**Page content transcription data**
_ _ _
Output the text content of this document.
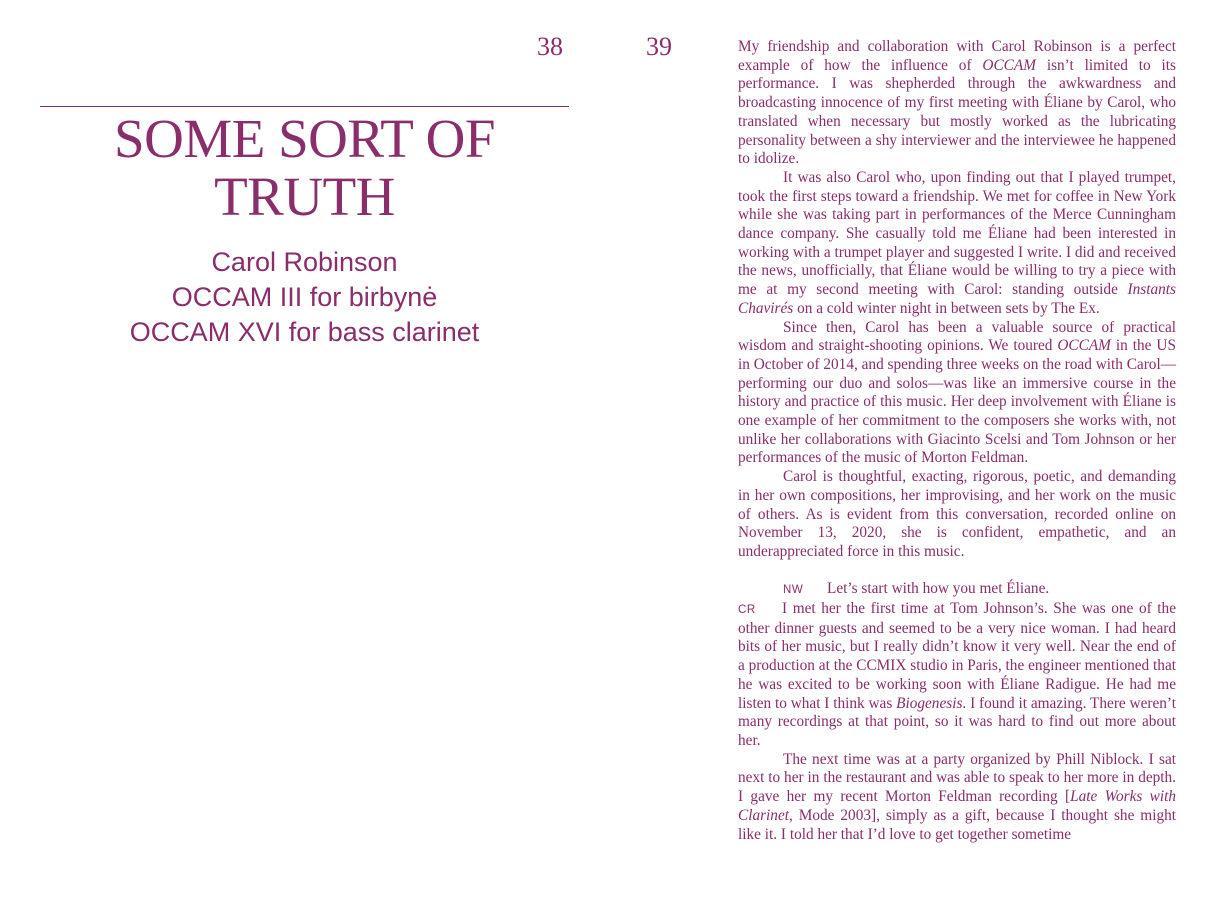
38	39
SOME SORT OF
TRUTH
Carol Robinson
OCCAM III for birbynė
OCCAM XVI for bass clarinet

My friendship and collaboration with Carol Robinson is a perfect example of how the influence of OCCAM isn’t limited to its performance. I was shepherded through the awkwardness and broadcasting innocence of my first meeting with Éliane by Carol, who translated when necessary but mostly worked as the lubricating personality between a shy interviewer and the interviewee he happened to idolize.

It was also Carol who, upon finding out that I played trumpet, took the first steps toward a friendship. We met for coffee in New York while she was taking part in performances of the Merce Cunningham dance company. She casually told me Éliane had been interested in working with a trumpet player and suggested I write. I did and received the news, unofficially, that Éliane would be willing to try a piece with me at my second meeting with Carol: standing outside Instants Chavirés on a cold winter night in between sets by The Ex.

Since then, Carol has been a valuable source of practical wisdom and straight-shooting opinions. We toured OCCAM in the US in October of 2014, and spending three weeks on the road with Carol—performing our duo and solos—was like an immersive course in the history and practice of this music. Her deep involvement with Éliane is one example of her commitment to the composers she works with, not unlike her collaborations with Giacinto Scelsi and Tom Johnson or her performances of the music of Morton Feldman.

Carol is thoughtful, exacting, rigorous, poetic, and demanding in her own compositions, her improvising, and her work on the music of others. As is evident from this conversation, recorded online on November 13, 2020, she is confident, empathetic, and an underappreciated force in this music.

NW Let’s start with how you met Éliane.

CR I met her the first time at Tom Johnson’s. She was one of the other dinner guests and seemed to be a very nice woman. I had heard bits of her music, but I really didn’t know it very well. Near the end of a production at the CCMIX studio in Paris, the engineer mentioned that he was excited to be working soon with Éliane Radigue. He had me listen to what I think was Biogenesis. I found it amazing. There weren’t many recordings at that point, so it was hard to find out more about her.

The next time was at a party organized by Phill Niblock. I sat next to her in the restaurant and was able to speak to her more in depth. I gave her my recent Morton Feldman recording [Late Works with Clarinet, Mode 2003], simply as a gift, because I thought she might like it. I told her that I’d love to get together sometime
_ _ _
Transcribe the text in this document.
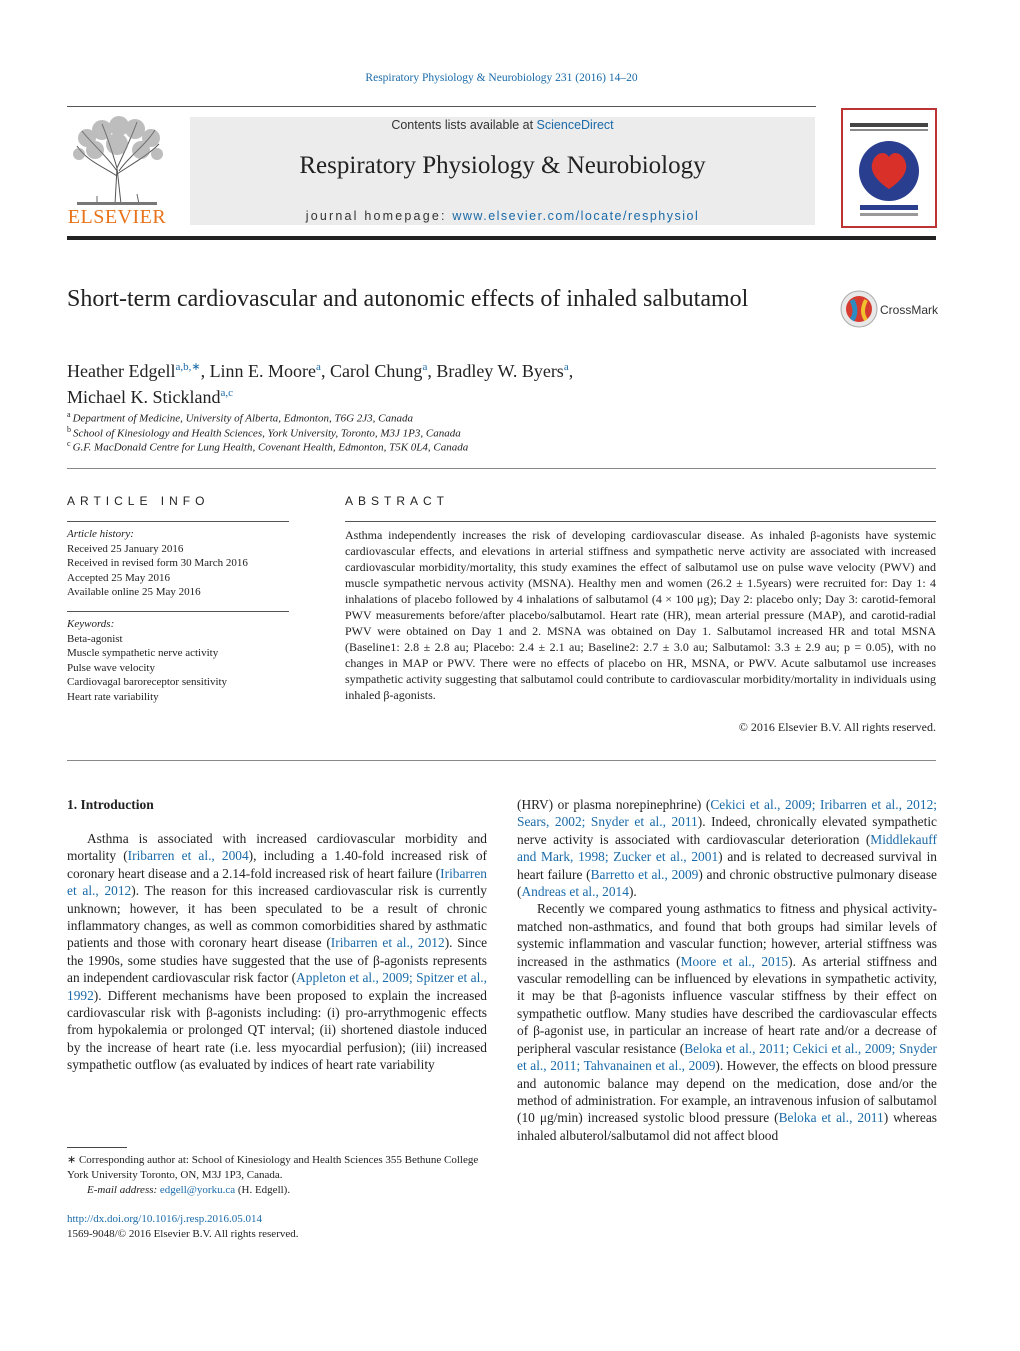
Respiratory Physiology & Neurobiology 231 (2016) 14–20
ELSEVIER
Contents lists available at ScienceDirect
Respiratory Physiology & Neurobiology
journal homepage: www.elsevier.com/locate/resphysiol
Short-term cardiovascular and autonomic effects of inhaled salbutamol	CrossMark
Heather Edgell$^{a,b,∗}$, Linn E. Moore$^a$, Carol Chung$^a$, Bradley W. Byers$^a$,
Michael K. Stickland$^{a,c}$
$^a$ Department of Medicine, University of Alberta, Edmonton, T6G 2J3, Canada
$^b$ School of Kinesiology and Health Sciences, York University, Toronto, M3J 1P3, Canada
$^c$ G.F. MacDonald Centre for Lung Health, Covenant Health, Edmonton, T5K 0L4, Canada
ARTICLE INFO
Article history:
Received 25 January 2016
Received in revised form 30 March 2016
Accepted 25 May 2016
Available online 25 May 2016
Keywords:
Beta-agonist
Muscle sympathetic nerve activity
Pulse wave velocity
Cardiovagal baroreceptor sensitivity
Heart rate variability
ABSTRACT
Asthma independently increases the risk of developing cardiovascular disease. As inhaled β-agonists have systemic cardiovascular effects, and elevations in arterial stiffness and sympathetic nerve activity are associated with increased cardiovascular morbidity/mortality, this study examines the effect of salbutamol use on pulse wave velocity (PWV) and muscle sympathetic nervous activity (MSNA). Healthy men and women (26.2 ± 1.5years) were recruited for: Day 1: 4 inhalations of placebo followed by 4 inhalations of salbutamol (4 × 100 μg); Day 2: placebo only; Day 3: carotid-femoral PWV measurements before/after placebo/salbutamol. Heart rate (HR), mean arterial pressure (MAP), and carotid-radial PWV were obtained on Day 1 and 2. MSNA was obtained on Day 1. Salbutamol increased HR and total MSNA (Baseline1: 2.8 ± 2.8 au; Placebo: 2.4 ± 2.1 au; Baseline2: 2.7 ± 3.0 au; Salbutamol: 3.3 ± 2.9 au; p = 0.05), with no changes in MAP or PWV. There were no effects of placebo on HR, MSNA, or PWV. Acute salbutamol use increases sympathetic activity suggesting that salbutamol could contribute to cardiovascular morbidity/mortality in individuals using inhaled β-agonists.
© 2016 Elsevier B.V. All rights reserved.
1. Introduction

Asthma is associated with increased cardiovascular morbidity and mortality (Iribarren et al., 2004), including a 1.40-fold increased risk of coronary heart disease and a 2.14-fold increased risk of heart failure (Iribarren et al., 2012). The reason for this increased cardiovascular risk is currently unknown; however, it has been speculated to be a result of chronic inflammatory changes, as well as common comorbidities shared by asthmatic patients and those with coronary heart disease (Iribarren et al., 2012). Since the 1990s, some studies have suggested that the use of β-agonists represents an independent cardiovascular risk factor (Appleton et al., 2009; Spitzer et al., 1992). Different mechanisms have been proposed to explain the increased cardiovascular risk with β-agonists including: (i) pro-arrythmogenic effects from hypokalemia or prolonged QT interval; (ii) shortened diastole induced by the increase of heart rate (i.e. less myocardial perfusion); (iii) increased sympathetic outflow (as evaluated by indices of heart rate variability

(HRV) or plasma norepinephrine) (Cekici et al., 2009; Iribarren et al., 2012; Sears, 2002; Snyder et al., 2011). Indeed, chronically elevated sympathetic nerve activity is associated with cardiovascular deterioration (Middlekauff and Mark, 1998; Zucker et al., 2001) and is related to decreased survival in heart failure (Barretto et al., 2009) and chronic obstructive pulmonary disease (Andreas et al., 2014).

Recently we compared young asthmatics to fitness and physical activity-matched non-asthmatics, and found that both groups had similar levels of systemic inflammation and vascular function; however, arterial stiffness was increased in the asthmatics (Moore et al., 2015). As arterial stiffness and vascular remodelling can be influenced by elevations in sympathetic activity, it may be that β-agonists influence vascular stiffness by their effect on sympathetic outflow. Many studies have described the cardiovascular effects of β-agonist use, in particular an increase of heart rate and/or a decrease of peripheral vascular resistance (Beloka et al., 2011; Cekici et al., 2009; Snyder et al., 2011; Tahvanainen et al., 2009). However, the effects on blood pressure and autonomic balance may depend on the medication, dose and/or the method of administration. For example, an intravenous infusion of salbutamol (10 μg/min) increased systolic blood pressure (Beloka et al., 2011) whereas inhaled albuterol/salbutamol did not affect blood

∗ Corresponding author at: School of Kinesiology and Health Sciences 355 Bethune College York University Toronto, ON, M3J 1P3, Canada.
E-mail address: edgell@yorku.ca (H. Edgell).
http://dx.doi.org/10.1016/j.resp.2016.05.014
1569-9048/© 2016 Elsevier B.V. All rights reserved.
_ _ _
**What is required**
Lines above with the string "history" need to be found and copied.

**The completed task**
Since then, Carol has been a valuable source of practical wisdom and straight-shooting opinions. We toured OCCAM in the US in October of 2014, and spending three weeks on the road with Carol—performing our duo and solos—was like an immersive course in the history and practice of this music. Her deep involvement with Éliane is one example of her commitment to the composers she works with, not unlike her collaborations with Giacinto Scelsi and Tom Johnson or her performances of the music of Morton Feldman.
Article history:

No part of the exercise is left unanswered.